• [Exercise] Write out the material again word for word, dropping any images it holds.

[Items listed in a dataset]
--------

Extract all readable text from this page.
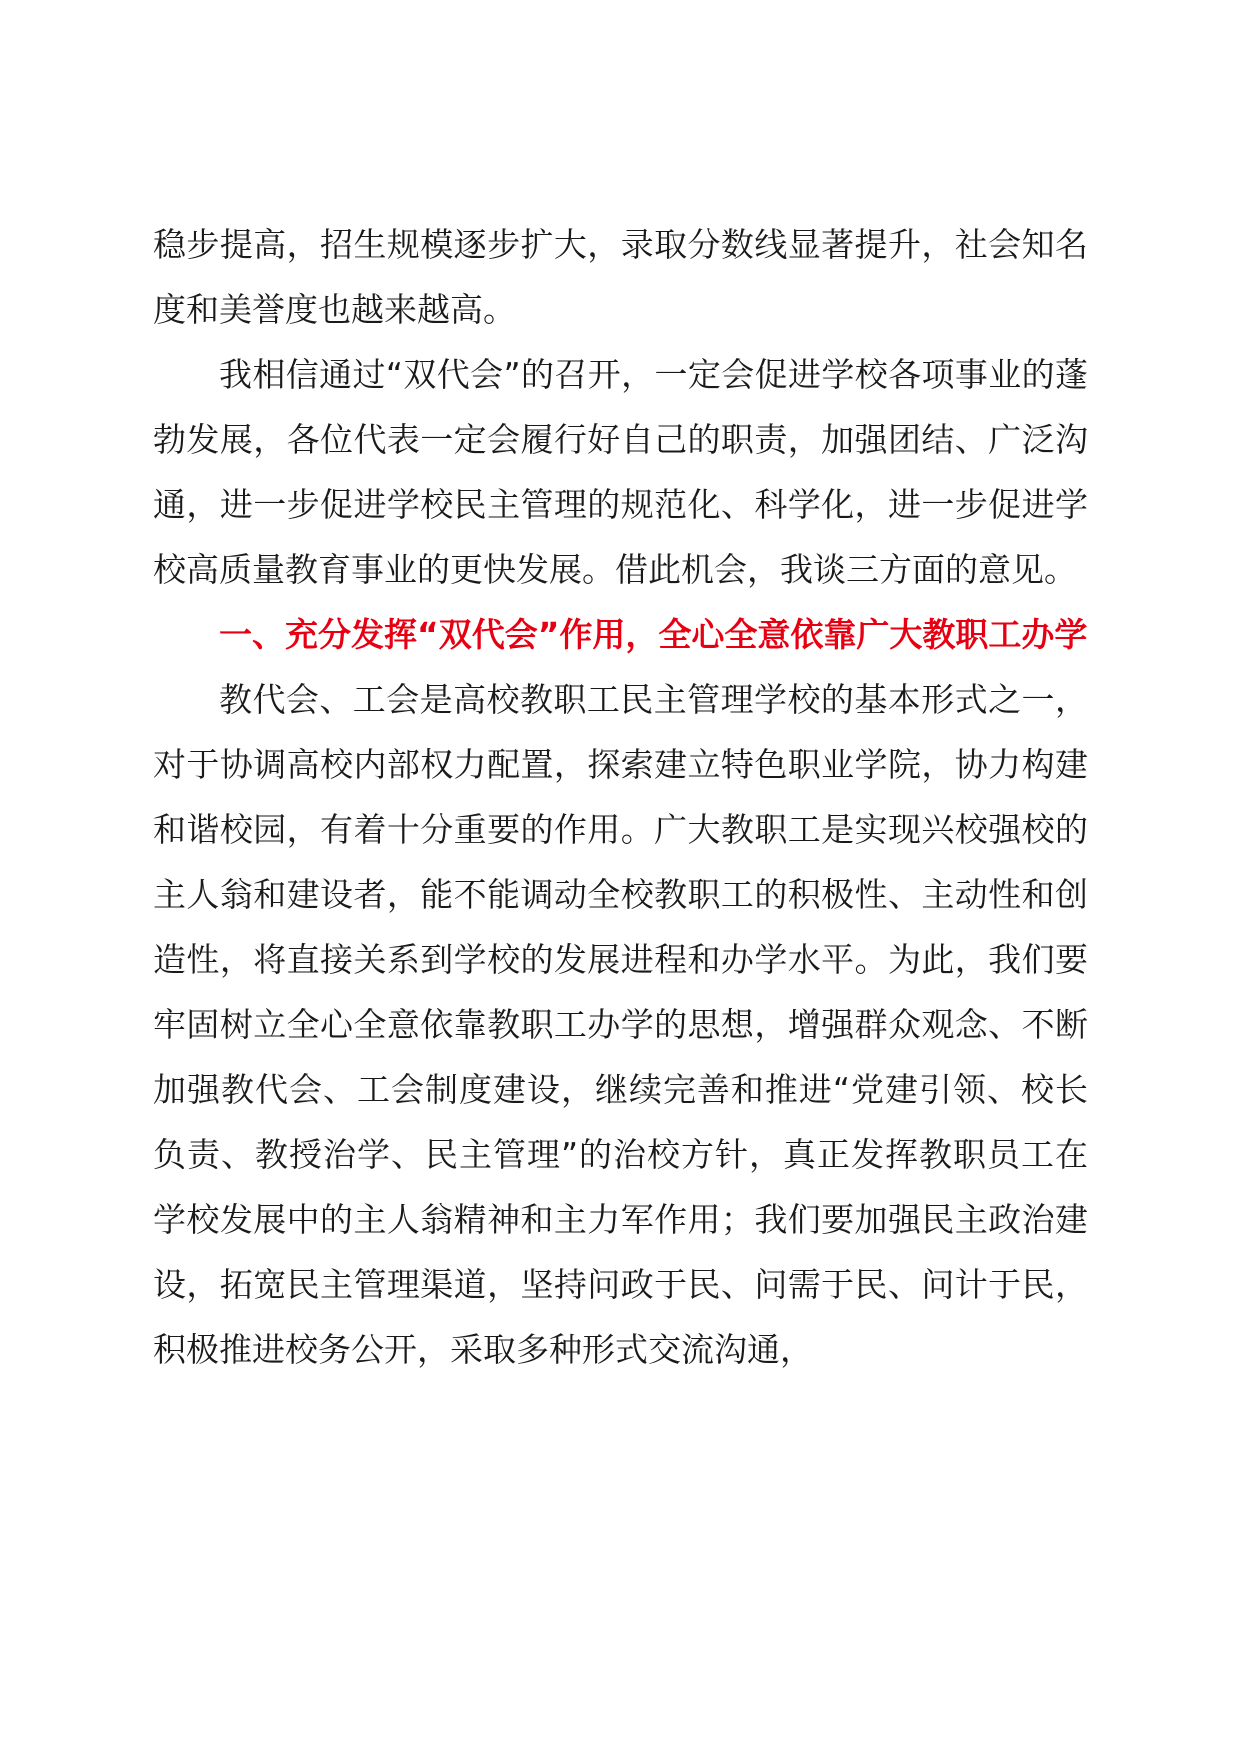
稳步提高，招生规模逐步扩大，录取分数线显著提升，社会知名度和美誉度也越来越高。

我相信通过“双代会”的召开，一定会促进学校各项事业的蓬勃发展，各位代表一定会履行好自己的职责，加强团结、广泛沟通，进一步促进学校民主管理的规范化、科学化，进一步促进学校高质量教育事业的更快发展。借此机会，我谈三方面的意见。

一、充分发挥“双代会”作用，全心全意依靠广大教职工办学

教代会、工会是高校教职工民主管理学校的基本形式之一，对于协调高校内部权力配置，探索建立特色职业学院，协力构建和谐校园，有着十分重要的作用。广大教职工是实现兴校强校的主人翁和建设者，能不能调动全校教职工的积极性、主动性和创造性，将直接关系到学校的发展进程和办学水平。为此，我们要牢固树立全心全意依靠教职工办学的思想，增强群众观念、不断加强教代会、工会制度建设，继续完善和推进“党建引领、校长负责、教授治学、民主管理”的治校方针，真正发挥教职员工在学校发展中的主人翁精神和主力军作用；我们要加强民主政治建设，拓宽民主管理渠道，坚持问政于民、问需于民、问计于民，积极推进校务公开，采取多种形式交流沟通，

--------

• [Exercise solution]
Extract all readable text from this page.
稳步提高，招生规模逐步扩大，录取分数线显著提升，社会知名度和美誉度也越来越高。

我相信通过“双代会”的召开，一定会促进学校各项事业的蓬勃发展，各位代表一定会履行好自己的职责，加强团结、广泛沟通，进一步促进学校民主管理的规范化、科学化，进一步促进学校高质量教育事业的更快发展。借此机会，我谈三方面的意见。

一、充分发挥“双代会”作用，全心全意依靠广大教职工办学

教代会、工会是高校教职工民主管理学校的基本形式之一，对于协调高校内部权力配置，探索建立特色职业学院，协力构建和谐校园，有着十分重要的作用。广大教职工是实现兴校强校的主人翁和建设者，能不能调动全校教职工的积极性、主动性和创造性，将直接关系到学校的发展进程和办学水平。为此，我们要牢固树立全心全意依靠教职工办学的思想，增强群众观念、不断加强教代会、工会制度建设，继续完善和推进“党建引领、校长负责、教授治学、民主管理”的治校方针，真正发挥教职员工在学校发展中的主人翁精神和主力军作用；我们要加强民主政治建设，拓宽民主管理渠道，坚持问政于民、问需于民、问计于民，积极推进校务公开，采取多种形式交流沟通，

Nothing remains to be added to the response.